▸ **Problem details**: Please recast everything from the start of the listing down to and including the line containing "row-label: 防爆标志 [10, 306, 104, 358]" as a numbered list, leaving out any blank lines.

▸ **Supplied records**:
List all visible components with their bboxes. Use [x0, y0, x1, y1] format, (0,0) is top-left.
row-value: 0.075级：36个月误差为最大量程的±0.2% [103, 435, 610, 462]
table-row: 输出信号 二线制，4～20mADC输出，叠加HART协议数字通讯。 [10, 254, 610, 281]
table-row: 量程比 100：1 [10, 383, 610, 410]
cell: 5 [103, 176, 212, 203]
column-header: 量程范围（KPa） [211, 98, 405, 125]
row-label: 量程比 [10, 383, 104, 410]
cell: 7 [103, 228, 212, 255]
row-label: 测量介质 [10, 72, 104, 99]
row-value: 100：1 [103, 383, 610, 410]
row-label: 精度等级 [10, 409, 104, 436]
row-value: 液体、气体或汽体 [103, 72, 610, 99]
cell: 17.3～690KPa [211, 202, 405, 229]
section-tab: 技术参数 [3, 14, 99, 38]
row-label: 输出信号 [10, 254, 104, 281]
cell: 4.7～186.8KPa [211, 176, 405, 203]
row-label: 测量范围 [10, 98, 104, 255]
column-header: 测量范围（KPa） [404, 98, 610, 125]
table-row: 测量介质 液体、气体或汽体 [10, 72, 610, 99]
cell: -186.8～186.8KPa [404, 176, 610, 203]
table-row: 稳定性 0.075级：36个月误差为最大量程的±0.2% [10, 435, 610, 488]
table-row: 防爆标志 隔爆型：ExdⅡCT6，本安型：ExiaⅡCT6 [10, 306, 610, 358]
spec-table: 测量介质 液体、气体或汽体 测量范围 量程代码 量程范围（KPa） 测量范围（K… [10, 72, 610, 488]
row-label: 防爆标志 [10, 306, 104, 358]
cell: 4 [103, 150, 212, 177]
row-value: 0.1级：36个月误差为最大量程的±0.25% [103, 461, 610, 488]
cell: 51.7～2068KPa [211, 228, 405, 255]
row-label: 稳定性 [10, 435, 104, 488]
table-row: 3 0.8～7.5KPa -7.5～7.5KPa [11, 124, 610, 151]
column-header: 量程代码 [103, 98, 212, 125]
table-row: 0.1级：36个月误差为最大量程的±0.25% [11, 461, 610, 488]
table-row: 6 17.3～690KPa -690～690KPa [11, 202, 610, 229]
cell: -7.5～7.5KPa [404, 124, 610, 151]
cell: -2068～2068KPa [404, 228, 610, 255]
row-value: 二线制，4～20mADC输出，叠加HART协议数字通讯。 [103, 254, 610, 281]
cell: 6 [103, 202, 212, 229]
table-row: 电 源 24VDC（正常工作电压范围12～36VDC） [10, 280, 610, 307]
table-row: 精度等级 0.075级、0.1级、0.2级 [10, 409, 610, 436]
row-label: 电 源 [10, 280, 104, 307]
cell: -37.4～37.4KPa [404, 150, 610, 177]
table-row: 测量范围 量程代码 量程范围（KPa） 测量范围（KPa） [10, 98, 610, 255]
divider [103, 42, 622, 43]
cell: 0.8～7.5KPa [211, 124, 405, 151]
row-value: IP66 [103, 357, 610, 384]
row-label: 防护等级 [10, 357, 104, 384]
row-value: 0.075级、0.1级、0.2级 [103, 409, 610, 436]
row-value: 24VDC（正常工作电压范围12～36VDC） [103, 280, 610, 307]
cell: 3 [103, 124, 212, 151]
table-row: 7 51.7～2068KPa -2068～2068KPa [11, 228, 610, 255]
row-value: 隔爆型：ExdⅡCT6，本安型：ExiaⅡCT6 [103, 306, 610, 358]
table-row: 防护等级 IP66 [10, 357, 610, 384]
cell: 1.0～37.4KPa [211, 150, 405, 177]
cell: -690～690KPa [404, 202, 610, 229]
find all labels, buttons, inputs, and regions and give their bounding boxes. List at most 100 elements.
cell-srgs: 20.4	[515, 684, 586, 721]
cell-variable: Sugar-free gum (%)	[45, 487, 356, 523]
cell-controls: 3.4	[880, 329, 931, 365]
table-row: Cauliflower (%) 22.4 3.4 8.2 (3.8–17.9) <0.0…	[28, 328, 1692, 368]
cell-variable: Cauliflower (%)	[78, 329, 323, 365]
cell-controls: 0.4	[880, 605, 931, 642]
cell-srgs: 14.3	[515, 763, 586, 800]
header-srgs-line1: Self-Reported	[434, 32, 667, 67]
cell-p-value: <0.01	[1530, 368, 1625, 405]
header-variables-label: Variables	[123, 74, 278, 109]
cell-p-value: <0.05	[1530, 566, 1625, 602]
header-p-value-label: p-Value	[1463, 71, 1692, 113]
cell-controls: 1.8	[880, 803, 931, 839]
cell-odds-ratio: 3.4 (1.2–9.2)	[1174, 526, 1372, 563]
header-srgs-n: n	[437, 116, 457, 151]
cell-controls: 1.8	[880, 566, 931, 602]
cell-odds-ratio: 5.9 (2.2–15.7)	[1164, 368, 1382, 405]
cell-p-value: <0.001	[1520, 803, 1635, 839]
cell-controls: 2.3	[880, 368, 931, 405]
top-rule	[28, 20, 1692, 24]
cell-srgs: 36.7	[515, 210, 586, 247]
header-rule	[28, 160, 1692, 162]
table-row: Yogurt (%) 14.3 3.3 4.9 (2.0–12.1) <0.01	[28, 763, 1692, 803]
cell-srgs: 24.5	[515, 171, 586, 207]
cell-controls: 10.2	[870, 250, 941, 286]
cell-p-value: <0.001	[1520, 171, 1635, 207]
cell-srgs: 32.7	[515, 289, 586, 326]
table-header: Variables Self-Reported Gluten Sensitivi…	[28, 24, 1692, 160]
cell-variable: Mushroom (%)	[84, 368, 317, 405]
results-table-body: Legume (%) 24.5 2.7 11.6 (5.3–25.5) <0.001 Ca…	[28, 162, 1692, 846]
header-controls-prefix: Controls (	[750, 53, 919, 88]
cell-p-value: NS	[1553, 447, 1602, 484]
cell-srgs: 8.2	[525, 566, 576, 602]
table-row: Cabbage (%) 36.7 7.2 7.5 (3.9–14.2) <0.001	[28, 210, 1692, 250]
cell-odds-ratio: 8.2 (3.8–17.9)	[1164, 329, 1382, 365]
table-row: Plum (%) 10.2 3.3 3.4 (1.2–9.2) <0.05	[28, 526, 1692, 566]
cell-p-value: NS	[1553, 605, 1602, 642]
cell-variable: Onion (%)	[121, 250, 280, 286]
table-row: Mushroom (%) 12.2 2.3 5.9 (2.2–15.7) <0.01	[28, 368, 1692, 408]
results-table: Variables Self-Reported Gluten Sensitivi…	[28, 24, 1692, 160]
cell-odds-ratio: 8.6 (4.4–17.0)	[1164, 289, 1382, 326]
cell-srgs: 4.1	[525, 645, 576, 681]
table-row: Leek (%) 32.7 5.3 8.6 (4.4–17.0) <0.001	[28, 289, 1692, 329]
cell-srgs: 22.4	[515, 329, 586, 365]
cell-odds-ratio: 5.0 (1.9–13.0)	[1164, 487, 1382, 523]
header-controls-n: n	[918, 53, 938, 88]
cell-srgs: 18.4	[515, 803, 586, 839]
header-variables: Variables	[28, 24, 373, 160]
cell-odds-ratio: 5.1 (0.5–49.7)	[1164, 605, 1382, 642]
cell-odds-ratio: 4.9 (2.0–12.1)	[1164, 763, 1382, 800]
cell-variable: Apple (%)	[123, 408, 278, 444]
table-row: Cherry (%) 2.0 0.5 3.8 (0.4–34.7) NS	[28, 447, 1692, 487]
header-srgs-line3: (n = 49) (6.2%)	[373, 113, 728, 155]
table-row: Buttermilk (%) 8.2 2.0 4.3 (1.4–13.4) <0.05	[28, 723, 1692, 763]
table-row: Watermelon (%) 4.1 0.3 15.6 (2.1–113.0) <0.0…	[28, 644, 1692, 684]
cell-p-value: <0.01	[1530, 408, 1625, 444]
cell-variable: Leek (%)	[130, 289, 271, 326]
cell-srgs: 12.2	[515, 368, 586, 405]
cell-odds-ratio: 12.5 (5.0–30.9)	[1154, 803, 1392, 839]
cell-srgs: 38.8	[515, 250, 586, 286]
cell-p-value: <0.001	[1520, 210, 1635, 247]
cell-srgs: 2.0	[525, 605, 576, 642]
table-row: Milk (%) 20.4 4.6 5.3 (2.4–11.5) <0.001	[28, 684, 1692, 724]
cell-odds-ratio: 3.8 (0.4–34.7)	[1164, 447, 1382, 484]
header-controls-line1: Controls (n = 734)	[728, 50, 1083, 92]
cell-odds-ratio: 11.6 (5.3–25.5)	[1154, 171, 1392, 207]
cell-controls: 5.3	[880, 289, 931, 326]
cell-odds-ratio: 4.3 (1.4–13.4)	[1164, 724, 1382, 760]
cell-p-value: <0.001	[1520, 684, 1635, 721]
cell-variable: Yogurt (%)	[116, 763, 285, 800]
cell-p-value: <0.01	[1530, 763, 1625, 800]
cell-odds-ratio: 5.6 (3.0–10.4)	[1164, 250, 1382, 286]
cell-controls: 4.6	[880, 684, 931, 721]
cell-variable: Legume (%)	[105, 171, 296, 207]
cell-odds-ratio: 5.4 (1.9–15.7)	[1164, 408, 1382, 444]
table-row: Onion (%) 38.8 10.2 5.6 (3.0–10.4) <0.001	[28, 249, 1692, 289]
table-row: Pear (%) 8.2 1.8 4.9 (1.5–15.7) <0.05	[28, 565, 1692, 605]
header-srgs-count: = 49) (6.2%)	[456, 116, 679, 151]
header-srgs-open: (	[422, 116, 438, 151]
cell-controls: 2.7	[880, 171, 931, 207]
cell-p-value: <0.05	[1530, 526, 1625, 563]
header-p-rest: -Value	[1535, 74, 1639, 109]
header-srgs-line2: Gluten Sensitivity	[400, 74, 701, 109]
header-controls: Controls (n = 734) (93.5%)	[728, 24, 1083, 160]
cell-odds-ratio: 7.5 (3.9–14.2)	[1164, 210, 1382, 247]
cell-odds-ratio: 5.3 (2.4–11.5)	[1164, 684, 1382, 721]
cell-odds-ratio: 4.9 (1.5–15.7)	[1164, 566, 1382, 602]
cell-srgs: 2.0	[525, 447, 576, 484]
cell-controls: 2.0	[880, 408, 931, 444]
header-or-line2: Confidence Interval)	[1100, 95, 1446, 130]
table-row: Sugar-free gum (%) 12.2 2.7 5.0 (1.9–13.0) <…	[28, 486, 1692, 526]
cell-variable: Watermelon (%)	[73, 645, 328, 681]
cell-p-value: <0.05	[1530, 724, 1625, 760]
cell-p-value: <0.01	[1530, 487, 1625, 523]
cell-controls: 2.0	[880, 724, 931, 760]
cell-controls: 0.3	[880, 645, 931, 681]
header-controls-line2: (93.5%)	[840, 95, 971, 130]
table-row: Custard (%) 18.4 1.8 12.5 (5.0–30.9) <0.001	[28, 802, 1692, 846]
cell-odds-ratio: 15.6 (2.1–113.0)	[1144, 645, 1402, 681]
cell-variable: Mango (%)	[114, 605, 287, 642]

▸ **Exercise solution**:
1. List all visible components with their bboxes. Use [x0, y0, x1, y1] format, (0,0) is top-left.
2. row-value: 0.075级：36个月误差为最大量程的±0.2% [103, 435, 610, 462]
3. table-row: 输出信号 二线制，4～20mADC输出，叠加HART协议数字通讯。 [10, 254, 610, 281]
4. table-row: 量程比 100：1 [10, 383, 610, 410]
5. cell: 5 [103, 176, 212, 203]
6. column-header: 量程范围（KPa） [211, 98, 405, 125]
7. row-label: 量程比 [10, 383, 104, 410]
8. cell: 7 [103, 228, 212, 255]
9. row-label: 测量介质 [10, 72, 104, 99]
10. row-value: 100：1 [103, 383, 610, 410]
11. row-label: 精度等级 [10, 409, 104, 436]
12. row-value: 液体、气体或汽体 [103, 72, 610, 99]
13. cell: 17.3～690KPa [211, 202, 405, 229]
14. section-tab: 技术参数 [3, 14, 99, 38]
15. row-label: 输出信号 [10, 254, 104, 281]
16. cell: 4.7～186.8KPa [211, 176, 405, 203]
17. row-label: 测量范围 [10, 98, 104, 255]
18. column-header: 测量范围（KPa） [404, 98, 610, 125]
19. table-row: 测量介质 液体、气体或汽体 [10, 72, 610, 99]
20. cell: -186.8～186.8KPa [404, 176, 610, 203]
21. table-row: 稳定性 0.075级：36个月误差为最大量程的±0.2% [10, 435, 610, 488]
22. table-row: 防爆标志 隔爆型：ExdⅡCT6，本安型：ExiaⅡCT6 [10, 306, 610, 358]
23. spec-table: 测量介质 液体、气体或汽体 测量范围 量程代码 量程范围（KPa） 测量范围（K… [10, 72, 610, 488]
24. row-label: 防爆标志 [10, 306, 104, 358]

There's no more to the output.